Exercise directions: Repeat all the records exactly, omitting pictures.

— START Records —

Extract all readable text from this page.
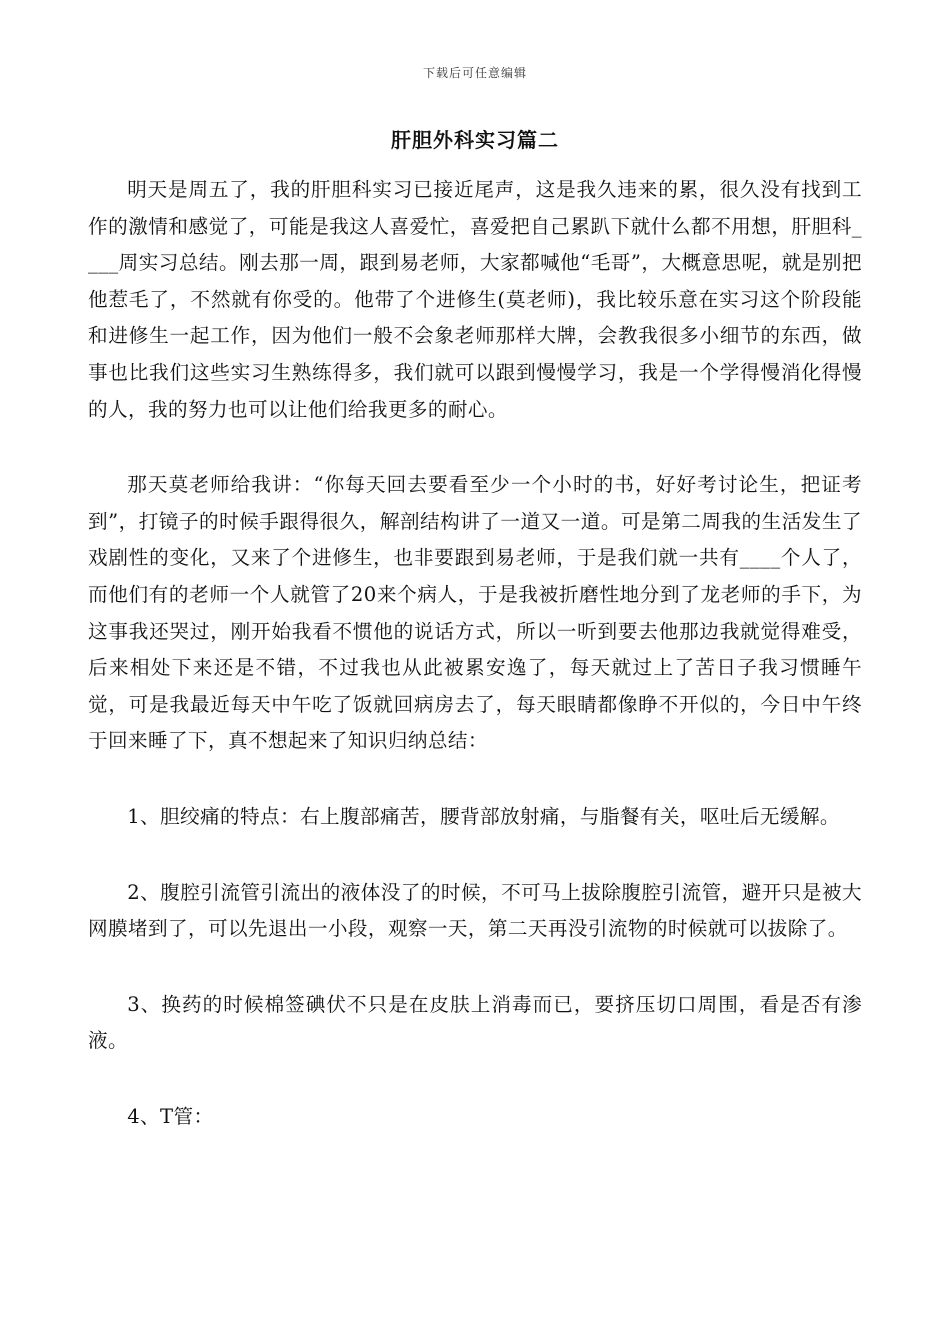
下载后可任意编辑
肝胆外科实习篇二

明天是周五了，我的肝胆科实习已接近尾声，这是我久违来的累，很久没有找到工作的激情和感觉了，可能是我这人喜爱忙，喜爱把自己累趴下就什么都不用想，肝胆科____周实习总结。刚去那一周，跟到易老师，大家都喊他“毛哥”，大概意思呢，就是别把他惹毛了，不然就有你受的。他带了个进修生(莫老师)，我比较乐意在实习这个阶段能和进修生一起工作，因为他们一般不会象老师那样大牌，会教我很多小细节的东西，做事也比我们这些实习生熟练得多，我们就可以跟到慢慢学习，我是一个学得慢消化得慢的人，我的努力也可以让他们给我更多的耐心。

那天莫老师给我讲：“你每天回去要看至少一个小时的书，好好考讨论生，把证考到”，打镜子的时候手跟得很久，解剖结构讲了一道又一道。可是第二周我的生活发生了戏剧性的变化，又来了个进修生，也非要跟到易老师，于是我们就一共有____个人了，而他们有的老师一个人就管了20来个病人，于是我被折磨性地分到了龙老师的手下，为这事我还哭过，刚开始我看不惯他的说话方式，所以一听到要去他那边我就觉得难受，后来相处下来还是不错，不过我也从此被累安逸了，每天就过上了苦日子我习惯睡午觉，可是我最近每天中午吃了饭就回病房去了，每天眼睛都像睁不开似的，今日中午终于回来睡了下，真不想起来了知识归纳总结：

1、胆绞痛的特点：右上腹部痛苦，腰背部放射痛，与脂餐有关，呕吐后无缓解。

2、腹腔引流管引流出的液体没了的时候，不可马上拔除腹腔引流管，避开只是被大网膜堵到了，可以先退出一小段，观察一天，第二天再没引流物的时候就可以拔除了。

3、换药的时候棉签碘伏不只是在皮肤上消毒而已，要挤压切口周围，看是否有渗液。

4、T管：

— END Records —

Task output:
Extract all readable text from this page.
下载后可任意编辑
肝胆外科实习篇二

明天是周五了，我的肝胆科实习已接近尾声，这是我久违来的累，很久没有找到工作的激情和感觉了，可能是我这人喜爱忙，喜爱把自己累趴下就什么都不用想，肝胆科____周实习总结。刚去那一周，跟到易老师，大家都喊他“毛哥”，大概意思呢，就是别把他惹毛了，不然就有你受的。他带了个进修生(莫老师)，我比较乐意在实习这个阶段能和进修生一起工作，因为他们一般不会象老师那样大牌，会教我很多小细节的东西，做事也比我们这些实习生熟练得多，我们就可以跟到慢慢学习，我是一个学得慢消化得慢的人，我的努力也可以让他们给我更多的耐心。

那天莫老师给我讲：“你每天回去要看至少一个小时的书，好好考讨论生，把证考到”，打镜子的时候手跟得很久，解剖结构讲了一道又一道。可是第二周我的生活发生了戏剧性的变化，又来了个进修生，也非要跟到易老师，于是我们就一共有____个人了，而他们有的老师一个人就管了20来个病人，于是我被折磨性地分到了龙老师的手下，为这事我还哭过，刚开始我看不惯他的说话方式，所以一听到要去他那边我就觉得难受，后来相处下来还是不错，不过我也从此被累安逸了，每天就过上了苦日子我习惯睡午觉，可是我最近每天中午吃了饭就回病房去了，每天眼睛都像睁不开似的，今日中午终于回来睡了下，真不想起来了知识归纳总结：

1、胆绞痛的特点：右上腹部痛苦，腰背部放射痛，与脂餐有关，呕吐后无缓解。

2、腹腔引流管引流出的液体没了的时候，不可马上拔除腹腔引流管，避开只是被大网膜堵到了，可以先退出一小段，观察一天，第二天再没引流物的时候就可以拔除了。

3、换药的时候棉签碘伏不只是在皮肤上消毒而已，要挤压切口周围，看是否有渗液。

4、T管：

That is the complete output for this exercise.